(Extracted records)

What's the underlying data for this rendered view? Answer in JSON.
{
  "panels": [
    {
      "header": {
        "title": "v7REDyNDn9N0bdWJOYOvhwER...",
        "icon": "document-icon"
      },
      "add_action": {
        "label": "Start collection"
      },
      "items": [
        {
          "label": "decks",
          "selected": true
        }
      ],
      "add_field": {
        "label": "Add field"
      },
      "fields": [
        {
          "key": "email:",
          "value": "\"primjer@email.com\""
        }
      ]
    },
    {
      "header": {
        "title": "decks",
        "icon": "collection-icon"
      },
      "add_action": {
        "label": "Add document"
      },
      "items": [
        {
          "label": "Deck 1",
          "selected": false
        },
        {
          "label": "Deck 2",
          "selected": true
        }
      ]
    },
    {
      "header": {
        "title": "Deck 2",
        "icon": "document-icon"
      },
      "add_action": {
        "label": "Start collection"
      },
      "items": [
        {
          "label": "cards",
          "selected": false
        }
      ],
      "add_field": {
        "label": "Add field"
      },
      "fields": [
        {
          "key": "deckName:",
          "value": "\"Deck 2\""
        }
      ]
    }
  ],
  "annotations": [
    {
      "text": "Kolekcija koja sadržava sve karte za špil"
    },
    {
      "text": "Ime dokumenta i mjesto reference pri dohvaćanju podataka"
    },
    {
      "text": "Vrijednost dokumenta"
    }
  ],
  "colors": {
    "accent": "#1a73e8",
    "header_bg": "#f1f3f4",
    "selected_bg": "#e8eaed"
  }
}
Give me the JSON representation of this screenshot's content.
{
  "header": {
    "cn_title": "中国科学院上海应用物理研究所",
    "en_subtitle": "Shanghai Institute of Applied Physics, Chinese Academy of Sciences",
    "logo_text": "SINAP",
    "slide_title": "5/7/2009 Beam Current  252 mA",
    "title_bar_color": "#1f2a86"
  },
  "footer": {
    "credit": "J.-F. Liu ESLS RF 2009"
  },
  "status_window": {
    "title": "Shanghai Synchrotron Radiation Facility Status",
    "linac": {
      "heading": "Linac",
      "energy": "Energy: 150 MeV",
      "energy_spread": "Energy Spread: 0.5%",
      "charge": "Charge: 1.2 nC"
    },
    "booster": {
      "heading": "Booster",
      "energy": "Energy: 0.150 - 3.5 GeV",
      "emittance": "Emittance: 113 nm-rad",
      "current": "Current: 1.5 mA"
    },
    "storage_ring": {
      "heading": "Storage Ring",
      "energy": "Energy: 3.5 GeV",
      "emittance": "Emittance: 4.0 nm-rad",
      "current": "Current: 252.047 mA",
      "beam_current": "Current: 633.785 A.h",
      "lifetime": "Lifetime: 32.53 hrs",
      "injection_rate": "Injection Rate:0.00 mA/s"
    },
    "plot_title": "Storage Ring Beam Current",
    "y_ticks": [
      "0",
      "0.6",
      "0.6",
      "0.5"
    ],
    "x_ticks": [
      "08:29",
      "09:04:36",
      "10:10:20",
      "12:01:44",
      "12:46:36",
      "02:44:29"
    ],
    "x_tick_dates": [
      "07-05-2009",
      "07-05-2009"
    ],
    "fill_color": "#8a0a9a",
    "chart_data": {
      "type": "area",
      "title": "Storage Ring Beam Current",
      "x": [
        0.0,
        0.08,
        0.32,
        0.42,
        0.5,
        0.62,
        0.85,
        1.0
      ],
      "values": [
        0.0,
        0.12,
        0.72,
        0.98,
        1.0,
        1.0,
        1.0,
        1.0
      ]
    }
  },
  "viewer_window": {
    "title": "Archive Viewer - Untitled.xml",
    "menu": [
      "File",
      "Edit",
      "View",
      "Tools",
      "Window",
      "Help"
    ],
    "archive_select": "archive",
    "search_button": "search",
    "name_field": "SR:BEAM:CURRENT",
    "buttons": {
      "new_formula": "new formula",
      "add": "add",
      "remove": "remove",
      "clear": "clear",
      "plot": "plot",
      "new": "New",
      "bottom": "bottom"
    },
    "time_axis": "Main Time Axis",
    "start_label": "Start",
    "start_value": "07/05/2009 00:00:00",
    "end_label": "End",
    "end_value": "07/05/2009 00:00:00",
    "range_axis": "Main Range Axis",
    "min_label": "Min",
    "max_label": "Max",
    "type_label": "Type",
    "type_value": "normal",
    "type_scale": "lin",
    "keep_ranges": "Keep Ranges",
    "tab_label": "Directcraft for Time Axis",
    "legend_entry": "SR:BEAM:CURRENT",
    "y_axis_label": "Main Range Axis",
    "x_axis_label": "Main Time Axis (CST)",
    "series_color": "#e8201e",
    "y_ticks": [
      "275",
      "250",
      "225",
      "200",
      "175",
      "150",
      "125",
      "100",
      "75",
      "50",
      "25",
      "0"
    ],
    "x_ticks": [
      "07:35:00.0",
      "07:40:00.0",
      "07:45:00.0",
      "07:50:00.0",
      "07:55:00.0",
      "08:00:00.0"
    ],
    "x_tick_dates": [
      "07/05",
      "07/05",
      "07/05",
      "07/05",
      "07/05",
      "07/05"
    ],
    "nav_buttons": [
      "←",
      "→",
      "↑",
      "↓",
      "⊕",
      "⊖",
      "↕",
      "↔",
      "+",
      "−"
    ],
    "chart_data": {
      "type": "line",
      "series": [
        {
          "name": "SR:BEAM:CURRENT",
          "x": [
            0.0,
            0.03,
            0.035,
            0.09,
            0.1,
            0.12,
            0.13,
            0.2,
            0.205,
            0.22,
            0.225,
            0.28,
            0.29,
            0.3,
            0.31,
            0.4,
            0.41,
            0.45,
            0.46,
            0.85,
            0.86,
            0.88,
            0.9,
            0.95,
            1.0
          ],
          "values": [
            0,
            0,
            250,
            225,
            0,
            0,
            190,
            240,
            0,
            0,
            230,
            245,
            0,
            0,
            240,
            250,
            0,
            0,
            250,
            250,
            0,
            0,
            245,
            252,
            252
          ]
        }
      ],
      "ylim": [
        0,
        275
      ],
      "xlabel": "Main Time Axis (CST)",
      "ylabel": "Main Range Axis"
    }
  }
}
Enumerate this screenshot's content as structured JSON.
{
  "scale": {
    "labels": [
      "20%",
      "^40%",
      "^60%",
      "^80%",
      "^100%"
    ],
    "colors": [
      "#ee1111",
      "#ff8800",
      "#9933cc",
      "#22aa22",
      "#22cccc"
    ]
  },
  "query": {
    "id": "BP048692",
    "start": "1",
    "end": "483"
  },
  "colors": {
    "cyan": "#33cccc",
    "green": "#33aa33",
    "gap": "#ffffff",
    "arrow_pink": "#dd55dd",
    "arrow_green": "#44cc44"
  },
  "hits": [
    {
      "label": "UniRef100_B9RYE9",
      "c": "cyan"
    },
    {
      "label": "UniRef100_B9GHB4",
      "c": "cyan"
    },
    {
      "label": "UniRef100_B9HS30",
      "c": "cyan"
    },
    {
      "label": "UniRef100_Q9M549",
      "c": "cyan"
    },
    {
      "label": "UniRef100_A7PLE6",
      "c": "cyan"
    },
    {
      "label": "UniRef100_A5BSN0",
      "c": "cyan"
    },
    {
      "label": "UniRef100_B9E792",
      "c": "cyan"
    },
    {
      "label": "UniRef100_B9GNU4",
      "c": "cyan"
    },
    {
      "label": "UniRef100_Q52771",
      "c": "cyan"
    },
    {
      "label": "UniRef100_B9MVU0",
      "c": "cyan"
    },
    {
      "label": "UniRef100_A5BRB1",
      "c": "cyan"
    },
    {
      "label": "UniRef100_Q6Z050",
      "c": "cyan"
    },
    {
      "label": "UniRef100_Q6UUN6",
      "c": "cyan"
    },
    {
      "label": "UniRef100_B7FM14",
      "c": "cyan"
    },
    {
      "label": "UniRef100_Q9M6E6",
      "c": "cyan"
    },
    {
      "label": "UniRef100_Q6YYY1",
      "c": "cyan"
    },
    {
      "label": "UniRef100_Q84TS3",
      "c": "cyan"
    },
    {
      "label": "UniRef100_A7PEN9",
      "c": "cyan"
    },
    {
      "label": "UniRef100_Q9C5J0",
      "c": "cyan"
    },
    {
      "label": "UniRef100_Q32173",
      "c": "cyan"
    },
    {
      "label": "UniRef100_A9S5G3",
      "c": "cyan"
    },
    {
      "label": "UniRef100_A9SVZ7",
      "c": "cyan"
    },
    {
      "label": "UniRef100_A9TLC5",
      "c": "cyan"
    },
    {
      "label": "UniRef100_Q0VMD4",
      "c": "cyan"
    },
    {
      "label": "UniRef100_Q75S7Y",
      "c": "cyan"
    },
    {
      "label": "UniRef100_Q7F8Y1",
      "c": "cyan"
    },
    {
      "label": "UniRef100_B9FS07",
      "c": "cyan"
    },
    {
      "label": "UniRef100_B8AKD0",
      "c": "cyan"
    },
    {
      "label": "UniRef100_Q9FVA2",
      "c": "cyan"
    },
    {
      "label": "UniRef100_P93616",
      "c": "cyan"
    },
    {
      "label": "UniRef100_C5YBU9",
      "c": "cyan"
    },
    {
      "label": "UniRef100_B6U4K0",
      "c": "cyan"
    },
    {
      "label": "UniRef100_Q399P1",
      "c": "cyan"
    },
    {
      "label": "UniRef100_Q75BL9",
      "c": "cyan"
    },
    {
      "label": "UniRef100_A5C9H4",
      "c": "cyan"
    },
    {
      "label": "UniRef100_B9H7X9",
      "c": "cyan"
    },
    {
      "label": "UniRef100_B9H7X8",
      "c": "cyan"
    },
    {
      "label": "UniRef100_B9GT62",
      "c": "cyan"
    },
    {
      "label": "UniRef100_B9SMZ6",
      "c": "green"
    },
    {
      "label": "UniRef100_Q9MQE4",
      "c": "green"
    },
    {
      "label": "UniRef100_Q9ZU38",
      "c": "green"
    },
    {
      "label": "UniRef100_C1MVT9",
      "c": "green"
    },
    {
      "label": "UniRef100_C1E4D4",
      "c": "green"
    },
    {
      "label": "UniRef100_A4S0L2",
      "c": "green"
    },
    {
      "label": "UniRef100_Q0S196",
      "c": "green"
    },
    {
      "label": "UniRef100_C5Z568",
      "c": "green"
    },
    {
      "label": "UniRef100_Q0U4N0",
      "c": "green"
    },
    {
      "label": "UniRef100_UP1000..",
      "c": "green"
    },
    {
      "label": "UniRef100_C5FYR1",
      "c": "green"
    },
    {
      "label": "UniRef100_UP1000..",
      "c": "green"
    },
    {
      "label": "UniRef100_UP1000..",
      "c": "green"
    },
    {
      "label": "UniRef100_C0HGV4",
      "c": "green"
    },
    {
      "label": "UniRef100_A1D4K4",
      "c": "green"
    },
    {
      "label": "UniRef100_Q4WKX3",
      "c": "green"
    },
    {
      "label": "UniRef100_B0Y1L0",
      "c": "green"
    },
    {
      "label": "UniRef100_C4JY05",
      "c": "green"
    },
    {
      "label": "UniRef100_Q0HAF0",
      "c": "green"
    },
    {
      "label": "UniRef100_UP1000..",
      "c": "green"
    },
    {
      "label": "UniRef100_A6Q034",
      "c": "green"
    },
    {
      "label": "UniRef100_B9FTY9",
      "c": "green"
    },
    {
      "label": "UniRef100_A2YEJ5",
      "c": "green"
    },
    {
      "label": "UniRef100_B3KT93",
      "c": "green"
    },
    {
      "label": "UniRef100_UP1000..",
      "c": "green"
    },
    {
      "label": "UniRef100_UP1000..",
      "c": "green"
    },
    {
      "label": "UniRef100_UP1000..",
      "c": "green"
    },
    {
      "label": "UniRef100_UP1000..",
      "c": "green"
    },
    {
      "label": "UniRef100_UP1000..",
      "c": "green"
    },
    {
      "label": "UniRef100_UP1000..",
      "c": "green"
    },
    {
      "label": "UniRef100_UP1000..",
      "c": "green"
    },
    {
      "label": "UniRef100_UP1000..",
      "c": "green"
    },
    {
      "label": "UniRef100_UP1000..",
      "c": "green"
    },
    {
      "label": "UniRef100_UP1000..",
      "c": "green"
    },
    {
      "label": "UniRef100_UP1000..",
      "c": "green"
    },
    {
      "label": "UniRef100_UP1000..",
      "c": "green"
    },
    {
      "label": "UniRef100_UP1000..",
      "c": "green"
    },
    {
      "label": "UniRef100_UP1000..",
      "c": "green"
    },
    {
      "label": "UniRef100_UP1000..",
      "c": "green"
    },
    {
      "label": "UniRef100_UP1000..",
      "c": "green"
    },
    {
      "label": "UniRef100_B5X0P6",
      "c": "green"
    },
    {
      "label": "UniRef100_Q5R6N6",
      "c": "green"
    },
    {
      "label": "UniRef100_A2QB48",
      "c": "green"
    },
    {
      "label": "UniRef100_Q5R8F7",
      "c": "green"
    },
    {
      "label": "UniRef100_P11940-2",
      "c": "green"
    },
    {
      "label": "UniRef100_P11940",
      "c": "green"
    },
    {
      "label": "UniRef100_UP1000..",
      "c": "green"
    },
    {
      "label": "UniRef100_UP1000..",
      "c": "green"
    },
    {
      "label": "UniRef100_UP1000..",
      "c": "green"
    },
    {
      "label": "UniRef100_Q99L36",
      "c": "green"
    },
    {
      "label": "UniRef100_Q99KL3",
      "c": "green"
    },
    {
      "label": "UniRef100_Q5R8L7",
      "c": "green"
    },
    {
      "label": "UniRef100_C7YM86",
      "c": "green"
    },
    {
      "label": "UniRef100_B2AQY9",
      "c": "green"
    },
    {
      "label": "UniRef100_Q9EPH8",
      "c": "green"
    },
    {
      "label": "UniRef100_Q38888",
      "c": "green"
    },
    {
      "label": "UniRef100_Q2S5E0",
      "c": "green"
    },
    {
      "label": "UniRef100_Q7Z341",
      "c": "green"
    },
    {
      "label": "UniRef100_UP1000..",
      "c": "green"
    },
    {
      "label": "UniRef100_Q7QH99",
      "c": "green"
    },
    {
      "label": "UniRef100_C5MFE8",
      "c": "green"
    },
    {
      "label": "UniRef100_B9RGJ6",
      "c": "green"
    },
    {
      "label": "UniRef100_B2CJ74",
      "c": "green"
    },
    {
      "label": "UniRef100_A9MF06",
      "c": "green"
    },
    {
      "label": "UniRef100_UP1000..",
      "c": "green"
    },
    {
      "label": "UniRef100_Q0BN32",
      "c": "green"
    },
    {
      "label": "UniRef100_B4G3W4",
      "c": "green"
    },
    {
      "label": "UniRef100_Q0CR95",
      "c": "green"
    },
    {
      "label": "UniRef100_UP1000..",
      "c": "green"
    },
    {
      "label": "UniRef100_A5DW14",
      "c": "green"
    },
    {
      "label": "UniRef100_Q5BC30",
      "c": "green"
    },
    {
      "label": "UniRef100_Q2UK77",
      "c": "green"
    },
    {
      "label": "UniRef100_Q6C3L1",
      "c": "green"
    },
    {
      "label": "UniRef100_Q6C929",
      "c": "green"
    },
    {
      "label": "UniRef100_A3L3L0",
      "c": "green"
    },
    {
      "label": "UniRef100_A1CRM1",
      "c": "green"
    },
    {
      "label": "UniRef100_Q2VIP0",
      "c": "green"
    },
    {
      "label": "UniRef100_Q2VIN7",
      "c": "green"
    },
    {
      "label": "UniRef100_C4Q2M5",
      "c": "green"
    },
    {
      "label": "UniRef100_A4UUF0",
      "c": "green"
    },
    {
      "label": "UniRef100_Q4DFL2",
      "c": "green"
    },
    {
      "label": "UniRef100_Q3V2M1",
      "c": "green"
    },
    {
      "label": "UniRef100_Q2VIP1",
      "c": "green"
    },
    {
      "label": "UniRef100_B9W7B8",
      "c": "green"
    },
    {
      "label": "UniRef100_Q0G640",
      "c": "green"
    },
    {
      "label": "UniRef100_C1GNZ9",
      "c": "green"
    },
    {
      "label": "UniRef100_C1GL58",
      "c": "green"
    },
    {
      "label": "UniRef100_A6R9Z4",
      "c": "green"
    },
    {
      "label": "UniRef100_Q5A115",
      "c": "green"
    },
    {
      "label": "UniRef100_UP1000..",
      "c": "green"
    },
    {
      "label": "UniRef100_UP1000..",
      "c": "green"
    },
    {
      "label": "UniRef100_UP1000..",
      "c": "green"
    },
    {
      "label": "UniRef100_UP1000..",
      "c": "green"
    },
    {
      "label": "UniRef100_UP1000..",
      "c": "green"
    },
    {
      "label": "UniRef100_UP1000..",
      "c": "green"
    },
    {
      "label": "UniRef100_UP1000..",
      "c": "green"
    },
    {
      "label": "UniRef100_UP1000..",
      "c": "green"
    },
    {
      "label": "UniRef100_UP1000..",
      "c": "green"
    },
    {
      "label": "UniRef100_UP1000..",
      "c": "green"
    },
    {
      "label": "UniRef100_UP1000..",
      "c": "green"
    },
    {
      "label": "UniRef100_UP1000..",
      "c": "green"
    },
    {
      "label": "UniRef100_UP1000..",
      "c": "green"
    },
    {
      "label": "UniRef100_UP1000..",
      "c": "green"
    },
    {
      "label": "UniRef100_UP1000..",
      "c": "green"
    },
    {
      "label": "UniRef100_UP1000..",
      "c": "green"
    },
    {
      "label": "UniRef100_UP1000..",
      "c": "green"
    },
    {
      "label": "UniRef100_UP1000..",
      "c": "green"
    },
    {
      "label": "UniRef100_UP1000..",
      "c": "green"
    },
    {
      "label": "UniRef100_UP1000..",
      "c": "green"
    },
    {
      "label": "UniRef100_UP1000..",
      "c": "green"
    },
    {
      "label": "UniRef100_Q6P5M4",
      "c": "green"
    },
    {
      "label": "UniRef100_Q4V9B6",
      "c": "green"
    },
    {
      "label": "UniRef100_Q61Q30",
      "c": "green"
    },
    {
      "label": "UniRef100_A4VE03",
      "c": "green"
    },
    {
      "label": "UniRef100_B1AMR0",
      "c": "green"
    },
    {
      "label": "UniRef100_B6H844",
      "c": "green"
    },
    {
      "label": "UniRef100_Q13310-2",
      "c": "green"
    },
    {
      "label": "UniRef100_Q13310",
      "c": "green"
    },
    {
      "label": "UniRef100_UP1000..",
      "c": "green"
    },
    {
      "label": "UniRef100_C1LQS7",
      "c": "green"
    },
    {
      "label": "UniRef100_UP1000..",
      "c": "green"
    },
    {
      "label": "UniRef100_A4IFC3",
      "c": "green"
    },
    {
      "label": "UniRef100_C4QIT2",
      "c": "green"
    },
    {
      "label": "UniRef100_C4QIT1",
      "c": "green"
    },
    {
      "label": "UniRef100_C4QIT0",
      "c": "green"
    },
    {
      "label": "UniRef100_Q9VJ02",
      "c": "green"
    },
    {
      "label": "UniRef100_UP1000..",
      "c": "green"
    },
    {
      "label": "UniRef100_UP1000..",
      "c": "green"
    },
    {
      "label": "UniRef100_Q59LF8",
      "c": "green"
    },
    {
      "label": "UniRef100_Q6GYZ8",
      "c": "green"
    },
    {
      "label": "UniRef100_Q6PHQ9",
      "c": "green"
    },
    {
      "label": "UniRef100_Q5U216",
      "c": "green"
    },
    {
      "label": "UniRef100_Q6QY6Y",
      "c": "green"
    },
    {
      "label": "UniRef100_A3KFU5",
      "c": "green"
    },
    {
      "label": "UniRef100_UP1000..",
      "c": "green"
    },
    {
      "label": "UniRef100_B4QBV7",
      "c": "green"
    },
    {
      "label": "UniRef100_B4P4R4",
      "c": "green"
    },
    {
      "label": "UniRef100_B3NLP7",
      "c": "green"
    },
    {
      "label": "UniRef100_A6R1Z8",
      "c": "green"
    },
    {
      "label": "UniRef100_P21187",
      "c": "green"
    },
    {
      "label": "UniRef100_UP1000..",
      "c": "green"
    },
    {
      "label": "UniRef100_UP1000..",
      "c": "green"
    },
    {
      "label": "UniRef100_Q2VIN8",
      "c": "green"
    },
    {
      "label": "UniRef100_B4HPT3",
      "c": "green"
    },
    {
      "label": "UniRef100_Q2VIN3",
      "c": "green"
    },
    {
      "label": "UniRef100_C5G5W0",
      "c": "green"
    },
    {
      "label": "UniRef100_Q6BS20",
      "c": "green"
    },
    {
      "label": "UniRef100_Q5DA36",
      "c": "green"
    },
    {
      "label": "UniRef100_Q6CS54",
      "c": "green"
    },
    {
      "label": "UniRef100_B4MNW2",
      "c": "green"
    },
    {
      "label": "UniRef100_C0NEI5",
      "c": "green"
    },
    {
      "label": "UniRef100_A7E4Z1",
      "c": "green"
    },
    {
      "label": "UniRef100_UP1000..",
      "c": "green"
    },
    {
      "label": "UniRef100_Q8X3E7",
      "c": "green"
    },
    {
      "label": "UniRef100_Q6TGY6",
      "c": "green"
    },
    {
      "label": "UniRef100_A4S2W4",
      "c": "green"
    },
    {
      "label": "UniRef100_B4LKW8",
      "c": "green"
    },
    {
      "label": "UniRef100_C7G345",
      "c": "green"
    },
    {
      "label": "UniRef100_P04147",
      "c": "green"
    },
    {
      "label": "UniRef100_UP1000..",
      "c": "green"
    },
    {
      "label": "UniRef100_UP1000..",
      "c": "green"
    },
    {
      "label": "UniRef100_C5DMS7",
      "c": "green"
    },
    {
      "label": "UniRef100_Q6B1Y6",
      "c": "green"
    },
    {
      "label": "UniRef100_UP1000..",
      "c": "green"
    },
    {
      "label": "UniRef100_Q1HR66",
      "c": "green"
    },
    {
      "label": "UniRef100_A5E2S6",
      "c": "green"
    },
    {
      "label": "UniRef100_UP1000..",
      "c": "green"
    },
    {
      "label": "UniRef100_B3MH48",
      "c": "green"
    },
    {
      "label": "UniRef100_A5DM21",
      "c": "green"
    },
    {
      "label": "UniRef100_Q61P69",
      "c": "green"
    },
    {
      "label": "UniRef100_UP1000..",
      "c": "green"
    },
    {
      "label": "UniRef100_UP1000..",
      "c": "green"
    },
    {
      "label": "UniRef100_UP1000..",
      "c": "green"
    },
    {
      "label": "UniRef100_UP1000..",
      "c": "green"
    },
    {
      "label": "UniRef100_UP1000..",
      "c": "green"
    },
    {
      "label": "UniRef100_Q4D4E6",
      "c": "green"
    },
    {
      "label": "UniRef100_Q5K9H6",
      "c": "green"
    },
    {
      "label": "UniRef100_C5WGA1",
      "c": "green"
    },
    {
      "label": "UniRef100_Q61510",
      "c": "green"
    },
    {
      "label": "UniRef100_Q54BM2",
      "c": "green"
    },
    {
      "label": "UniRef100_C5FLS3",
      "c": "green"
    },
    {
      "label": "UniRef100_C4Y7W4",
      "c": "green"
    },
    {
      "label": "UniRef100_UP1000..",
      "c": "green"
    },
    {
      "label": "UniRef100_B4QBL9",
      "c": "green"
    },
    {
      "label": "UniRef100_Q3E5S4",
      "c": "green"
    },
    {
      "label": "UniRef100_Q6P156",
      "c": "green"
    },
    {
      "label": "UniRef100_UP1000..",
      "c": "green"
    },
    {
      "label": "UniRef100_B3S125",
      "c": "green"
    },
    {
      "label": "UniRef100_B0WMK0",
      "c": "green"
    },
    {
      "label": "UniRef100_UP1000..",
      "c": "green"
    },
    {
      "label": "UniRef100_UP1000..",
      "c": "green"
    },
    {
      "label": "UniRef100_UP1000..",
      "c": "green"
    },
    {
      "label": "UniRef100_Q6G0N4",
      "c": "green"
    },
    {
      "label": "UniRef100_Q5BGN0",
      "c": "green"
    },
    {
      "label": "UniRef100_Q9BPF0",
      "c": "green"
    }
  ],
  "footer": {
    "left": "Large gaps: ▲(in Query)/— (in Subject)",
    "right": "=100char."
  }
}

■ What is being asked: Extract each line holding the word "heading" from the records.

■ Response below:
      "heading": "Linac",
      "heading": "Booster",
      "heading": "Storage Ring",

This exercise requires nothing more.